— Begin EXTRACTED DATA —

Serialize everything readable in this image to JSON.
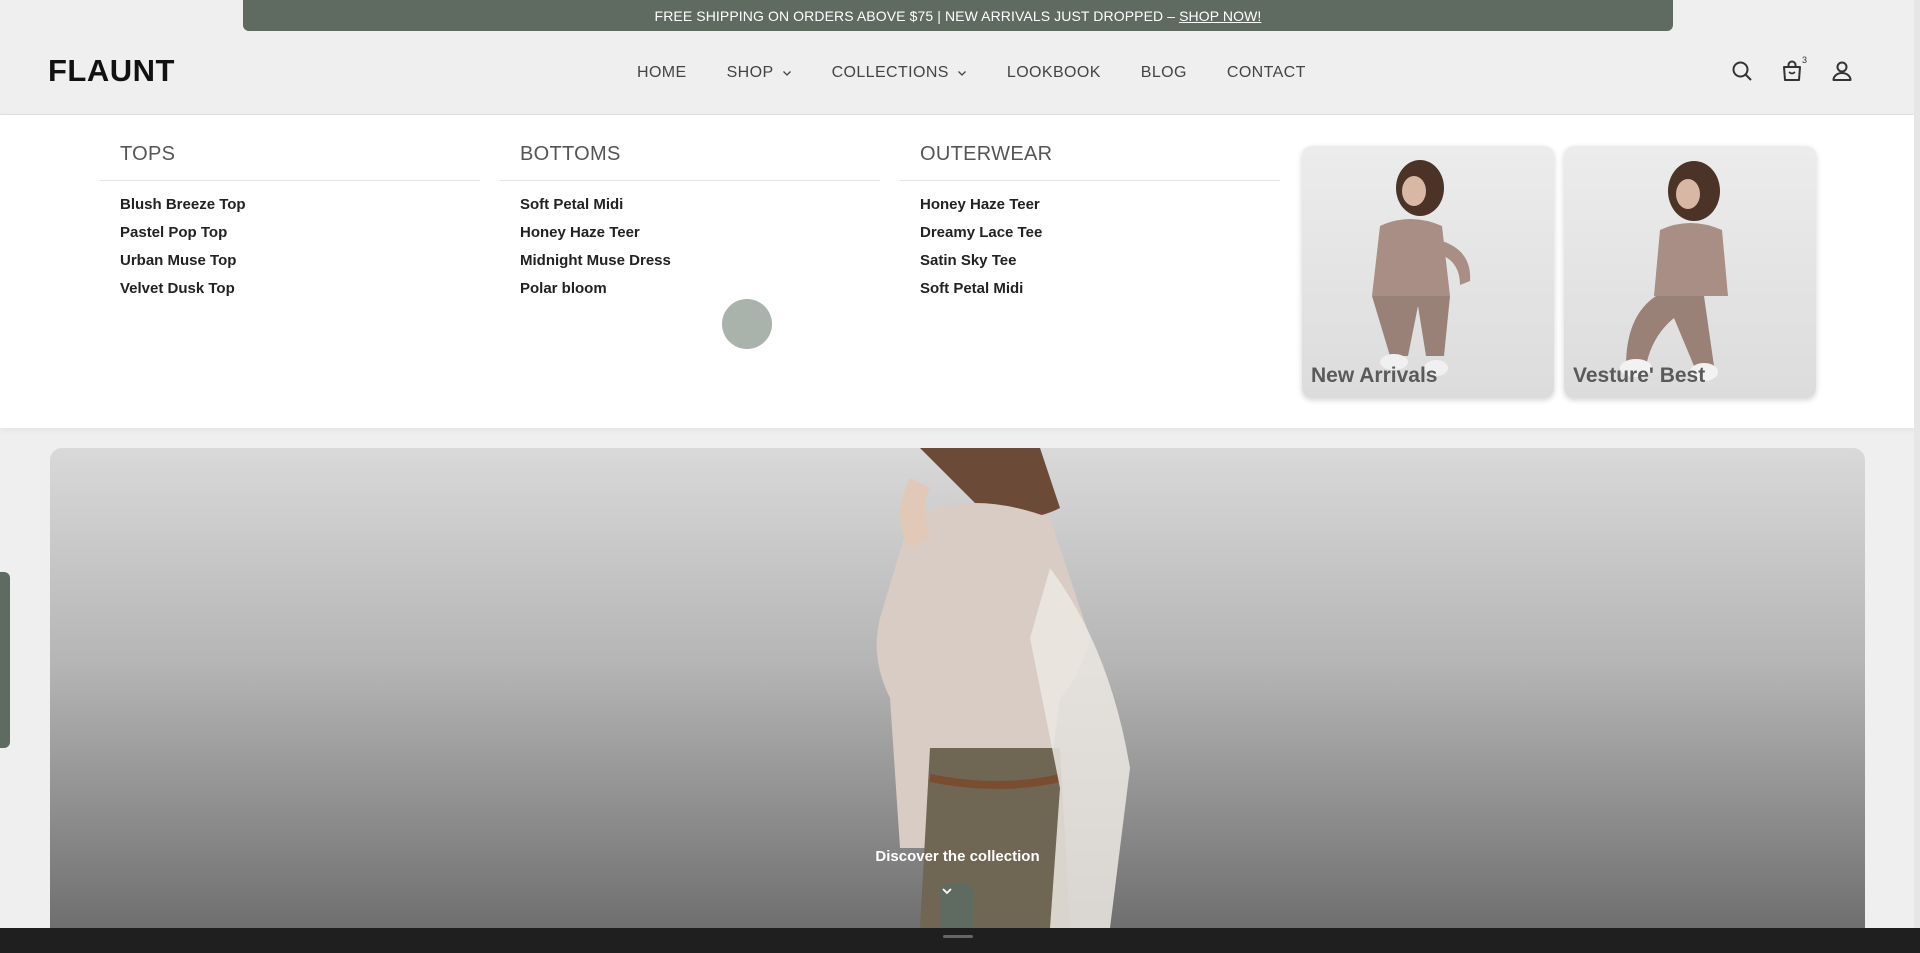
{
  "announcement": {
    "text": "FREE SHIPPING ON ORDERS ABOVE $75 | NEW ARRIVALS JUST DROPPED –",
    "link": "SHOP NOW!"
  },
  "header": {
    "logo": "FLAUNT",
    "nav": [
      {
        "label": "HOME"
      },
      {
        "label": "SHOP",
        "dropdown": true
      },
      {
        "label": "COLLECTIONS",
        "dropdown": true
      },
      {
        "label": "LOOKBOOK"
      },
      {
        "label": "BLOG"
      },
      {
        "label": "CONTACT"
      }
    ],
    "cart_count": "3",
    "icons": [
      "search-icon",
      "cart-icon",
      "account-icon"
    ]
  },
  "mega_menu": {
    "columns": [
      {
        "title": "TOPS",
        "items": [
          "Blush Breeze Top",
          "Pastel Pop Top",
          "Urban Muse Top",
          "Velvet Dusk Top"
        ]
      },
      {
        "title": "BOTTOMS",
        "items": [
          "Soft Petal Midi",
          "Honey Haze Teer",
          "Midnight Muse Dress",
          "Polar bloom"
        ]
      },
      {
        "title": "OUTERWEAR",
        "items": [
          "Honey Haze Teer",
          "Dreamy Lace Tee",
          "Satin Sky Tee",
          "Soft Petal Midi"
        ]
      }
    ],
    "promos": [
      {
        "label": "New Arrivals"
      },
      {
        "label": "Vesture' Best"
      }
    ]
  },
  "hero": {
    "cta": "Discover the collection"
  },
  "colors": {
    "accent": "#5f6a60",
    "background": "#efefef"
  }
}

— End EXTRACTED DATA —

[PROBLEM DETAILS]:
Give the entries again without a single change, but with no pictures.

[RESULT FOR THIS TASK]:
Serialize everything readable in this image to JSON.
{
  "announcement": {
    "text": "FREE SHIPPING ON ORDERS ABOVE $75 | NEW ARRIVALS JUST DROPPED –",
    "link": "SHOP NOW!"
  },
  "header": {
    "logo": "FLAUNT",
    "nav": [
      {
        "label": "HOME"
      },
      {
        "label": "SHOP",
        "dropdown": true
      },
      {
        "label": "COLLECTIONS",
        "dropdown": true
      },
      {
        "label": "LOOKBOOK"
      },
      {
        "label": "BLOG"
      },
      {
        "label": "CONTACT"
      }
    ],
    "cart_count": "3",
    "icons": [
      "search-icon",
      "cart-icon",
      "account-icon"
    ]
  },
  "mega_menu": {
    "columns": [
      {
        "title": "TOPS",
        "items": [
          "Blush Breeze Top",
          "Pastel Pop Top",
          "Urban Muse Top",
          "Velvet Dusk Top"
        ]
      },
      {
        "title": "BOTTOMS",
        "items": [
          "Soft Petal Midi",
          "Honey Haze Teer",
          "Midnight Muse Dress",
          "Polar bloom"
        ]
      },
      {
        "title": "OUTERWEAR",
        "items": [
          "Honey Haze Teer",
          "Dreamy Lace Tee",
          "Satin Sky Tee",
          "Soft Petal Midi"
        ]
      }
    ],
    "promos": [
      {
        "label": "New Arrivals"
      },
      {
        "label": "Vesture' Best"
      }
    ]
  },
  "hero": {
    "cta": "Discover the collection"
  },
  "colors": {
    "accent": "#5f6a60",
    "background": "#efefef"
  }
}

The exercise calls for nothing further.